• **What you need to do**
• 1. Answer these questions using the commentary on the 130th Amendment Bill:
(a) What kind of courts does it propose as an alternative?
(b) Besides elections, what does it say democracy lives on?
(c) In what year is the bill dated?
• 2. Translate this sentence from the commentary on the 130th Amendment Bill into Spanish: "A crippled opposition cannot serve as an effective check on government authority."
• 3. Restate word for word the passage of the commentary on the 130th Amendment Bill starting with "Rather than validating" and going on through "compromising natural justice.".

The Alternative: Fast-Track Courts, Not Arbitrary Removals
If the actual intention is to stem criminalization of politics, there are other options. One viable option is creating speedy courts specializing in elected representatives’ cases.
Rather than validating detention as a reason for removal, these courts could provide for quick trials and judgments. This would bring accountability in line with judicial decisions, not suspicion. This type of court has been tested in India previously, and expansion could serve the same moral objective without compromising natural justice.

The Risk to Democracy: Destabilizing Governance
The wider threat of this bill is to the governance of the country. Picture a situation in which opposition leaders are targeted en masse and arrested. Within a month, they are out. Even if the courts later acquit them, the harm is already done. A crippled opposition cannot serve as an effective check on government authority. Worse than that, constant sacking of ministers may destabilize state and central governments, bringing about a revolving door government where policy continuity is an impossible dream. Democracy doesn’t just live on elections but also on stable institutions capable of weathering arbitrary shocks. This bill imperils just that stability.

A Cure Worse Than the Disease
The Constitution (130th Amendment) Bill of 2025 aims high: restoring political integrity, cleansing corruption, and setting new standards of morality. But noble intentions cannot justify dangerous mechanisms. By equating detention with guilt, by ignoring India’s judicial realities, and by empowering politically compromised agencies, the bill risks becoming a cure worse than the disease.

Stored dataset items:
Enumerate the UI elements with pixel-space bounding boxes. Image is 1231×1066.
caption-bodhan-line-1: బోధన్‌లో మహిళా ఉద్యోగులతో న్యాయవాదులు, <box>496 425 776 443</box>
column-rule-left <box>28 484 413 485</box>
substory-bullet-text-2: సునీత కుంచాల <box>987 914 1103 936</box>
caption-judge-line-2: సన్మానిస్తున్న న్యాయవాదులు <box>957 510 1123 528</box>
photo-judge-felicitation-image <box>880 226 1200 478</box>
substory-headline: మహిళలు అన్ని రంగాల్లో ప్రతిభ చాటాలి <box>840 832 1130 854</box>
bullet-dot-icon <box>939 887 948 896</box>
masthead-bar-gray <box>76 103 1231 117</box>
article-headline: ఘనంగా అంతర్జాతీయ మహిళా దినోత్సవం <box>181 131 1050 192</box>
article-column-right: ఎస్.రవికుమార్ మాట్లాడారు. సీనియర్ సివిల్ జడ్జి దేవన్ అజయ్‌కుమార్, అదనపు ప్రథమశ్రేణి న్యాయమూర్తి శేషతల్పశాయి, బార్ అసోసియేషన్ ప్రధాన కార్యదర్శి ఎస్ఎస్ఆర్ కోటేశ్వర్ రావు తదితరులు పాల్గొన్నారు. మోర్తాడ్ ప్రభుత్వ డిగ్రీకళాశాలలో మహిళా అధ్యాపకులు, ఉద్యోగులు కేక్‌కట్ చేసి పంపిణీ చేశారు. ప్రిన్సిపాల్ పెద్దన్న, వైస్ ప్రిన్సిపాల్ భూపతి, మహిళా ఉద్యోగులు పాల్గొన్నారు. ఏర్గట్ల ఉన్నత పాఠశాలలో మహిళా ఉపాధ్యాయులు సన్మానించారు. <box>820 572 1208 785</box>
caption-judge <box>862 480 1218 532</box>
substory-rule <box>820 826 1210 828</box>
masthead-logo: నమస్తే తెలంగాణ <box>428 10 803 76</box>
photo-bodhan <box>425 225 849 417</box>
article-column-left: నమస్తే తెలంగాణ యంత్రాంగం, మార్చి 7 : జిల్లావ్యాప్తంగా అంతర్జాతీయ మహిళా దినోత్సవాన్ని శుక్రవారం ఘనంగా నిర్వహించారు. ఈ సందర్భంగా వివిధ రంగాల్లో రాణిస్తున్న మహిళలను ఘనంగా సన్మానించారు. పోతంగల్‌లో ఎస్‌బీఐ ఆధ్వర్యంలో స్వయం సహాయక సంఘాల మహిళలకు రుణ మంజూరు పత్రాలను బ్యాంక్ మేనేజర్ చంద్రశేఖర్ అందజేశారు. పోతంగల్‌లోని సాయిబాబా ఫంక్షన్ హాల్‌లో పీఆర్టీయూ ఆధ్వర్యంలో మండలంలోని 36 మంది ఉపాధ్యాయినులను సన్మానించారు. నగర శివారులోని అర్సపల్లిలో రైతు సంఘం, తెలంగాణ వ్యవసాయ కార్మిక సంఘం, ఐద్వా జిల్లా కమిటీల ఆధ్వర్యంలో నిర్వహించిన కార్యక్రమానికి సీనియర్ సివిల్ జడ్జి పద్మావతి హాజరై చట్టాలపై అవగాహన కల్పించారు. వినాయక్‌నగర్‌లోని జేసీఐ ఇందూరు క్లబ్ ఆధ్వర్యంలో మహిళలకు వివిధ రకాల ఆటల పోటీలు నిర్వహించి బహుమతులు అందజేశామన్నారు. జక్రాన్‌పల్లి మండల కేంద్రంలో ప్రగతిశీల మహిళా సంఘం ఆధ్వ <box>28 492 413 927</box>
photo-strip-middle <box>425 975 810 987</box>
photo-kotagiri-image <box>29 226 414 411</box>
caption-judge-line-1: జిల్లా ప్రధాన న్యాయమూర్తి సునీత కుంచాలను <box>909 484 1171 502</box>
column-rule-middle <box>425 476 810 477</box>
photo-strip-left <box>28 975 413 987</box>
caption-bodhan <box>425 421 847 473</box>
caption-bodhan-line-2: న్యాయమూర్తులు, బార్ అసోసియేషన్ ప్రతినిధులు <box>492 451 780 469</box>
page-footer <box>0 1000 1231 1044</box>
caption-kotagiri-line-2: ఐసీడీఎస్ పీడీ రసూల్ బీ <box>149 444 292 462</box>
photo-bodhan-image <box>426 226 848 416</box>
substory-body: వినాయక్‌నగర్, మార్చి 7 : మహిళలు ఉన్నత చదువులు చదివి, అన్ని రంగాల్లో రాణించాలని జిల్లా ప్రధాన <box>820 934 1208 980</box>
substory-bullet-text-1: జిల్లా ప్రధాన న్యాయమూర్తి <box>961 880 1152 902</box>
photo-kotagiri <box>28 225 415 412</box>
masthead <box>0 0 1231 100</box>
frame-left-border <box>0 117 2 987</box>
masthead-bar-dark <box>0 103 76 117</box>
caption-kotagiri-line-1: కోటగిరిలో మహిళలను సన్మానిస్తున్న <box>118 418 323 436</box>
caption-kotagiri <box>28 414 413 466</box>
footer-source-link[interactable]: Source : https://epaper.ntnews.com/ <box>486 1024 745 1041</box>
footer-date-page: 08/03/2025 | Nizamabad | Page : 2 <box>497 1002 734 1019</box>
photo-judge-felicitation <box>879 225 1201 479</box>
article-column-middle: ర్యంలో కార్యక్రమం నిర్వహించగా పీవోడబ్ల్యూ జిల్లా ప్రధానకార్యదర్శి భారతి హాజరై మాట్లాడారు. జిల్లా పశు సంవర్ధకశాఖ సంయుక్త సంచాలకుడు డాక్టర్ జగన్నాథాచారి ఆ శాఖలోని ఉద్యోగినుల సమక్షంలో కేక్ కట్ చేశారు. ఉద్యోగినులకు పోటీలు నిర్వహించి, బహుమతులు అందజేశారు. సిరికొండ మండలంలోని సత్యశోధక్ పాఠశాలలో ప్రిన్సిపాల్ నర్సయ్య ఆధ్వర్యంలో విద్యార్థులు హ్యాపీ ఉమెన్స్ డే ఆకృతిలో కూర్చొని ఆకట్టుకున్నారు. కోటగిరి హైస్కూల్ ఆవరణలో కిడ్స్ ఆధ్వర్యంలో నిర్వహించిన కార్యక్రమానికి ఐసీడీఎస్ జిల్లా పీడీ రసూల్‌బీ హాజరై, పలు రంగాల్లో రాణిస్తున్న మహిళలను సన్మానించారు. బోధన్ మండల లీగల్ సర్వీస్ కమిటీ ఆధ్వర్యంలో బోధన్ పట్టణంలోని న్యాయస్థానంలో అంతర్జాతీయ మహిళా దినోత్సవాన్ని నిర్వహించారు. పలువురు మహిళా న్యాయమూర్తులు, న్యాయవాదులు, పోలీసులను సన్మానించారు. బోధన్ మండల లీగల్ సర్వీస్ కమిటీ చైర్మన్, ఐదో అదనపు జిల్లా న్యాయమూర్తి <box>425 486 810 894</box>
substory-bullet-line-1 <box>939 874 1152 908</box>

• **Expected responses**
• 1.
(a) Speedy courts specializing in elected representatives' cases.
(b) Stable institutions capable of weathering arbitrary shocks.
(c) 2025.

• 2. Una oposición paralizada no puede servir como un control eficaz de la autoridad del gobierno.

• 3.
Rather than validating detention as a reason for removal, these courts could provide for quick trials and judgments. This would bring accountability in line with judicial decisions, not suspicion. This type of court has been tested in India previously, and expansion could serve the same moral objective without compromising natural justice.